= Directions for this task =
Examine the entries and show every line in which the word "image" is found.

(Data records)
========================================================================

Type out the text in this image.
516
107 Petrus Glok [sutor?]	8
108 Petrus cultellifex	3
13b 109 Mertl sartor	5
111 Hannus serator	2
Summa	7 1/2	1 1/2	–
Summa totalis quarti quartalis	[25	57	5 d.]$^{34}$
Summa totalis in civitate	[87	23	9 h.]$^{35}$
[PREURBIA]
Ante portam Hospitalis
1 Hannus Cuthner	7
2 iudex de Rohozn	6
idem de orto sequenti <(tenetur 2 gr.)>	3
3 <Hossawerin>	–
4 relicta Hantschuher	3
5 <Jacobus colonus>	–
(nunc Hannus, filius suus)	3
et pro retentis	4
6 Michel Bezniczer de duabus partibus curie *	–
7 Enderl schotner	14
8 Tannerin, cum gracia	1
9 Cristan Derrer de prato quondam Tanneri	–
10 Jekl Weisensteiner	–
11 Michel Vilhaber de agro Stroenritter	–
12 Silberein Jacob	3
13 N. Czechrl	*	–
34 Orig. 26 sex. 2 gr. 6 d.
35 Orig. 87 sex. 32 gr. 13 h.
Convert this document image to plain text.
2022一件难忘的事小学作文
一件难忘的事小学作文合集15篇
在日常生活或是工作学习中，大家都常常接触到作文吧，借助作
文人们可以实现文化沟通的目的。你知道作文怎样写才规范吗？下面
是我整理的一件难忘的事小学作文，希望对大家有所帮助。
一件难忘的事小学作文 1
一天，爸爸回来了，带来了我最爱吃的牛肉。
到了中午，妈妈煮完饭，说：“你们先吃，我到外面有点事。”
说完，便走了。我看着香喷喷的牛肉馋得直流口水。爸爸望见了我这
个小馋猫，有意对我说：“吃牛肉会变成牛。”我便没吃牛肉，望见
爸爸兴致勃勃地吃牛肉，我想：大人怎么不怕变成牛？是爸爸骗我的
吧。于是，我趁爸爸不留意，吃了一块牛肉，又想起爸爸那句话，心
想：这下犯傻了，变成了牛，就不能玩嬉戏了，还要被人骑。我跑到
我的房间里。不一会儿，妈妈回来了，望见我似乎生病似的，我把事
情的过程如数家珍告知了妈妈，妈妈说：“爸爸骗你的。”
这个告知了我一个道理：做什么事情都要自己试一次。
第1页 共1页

========================================================================

= Task response =
Type out the text in this image.
Convert this document image to plain text.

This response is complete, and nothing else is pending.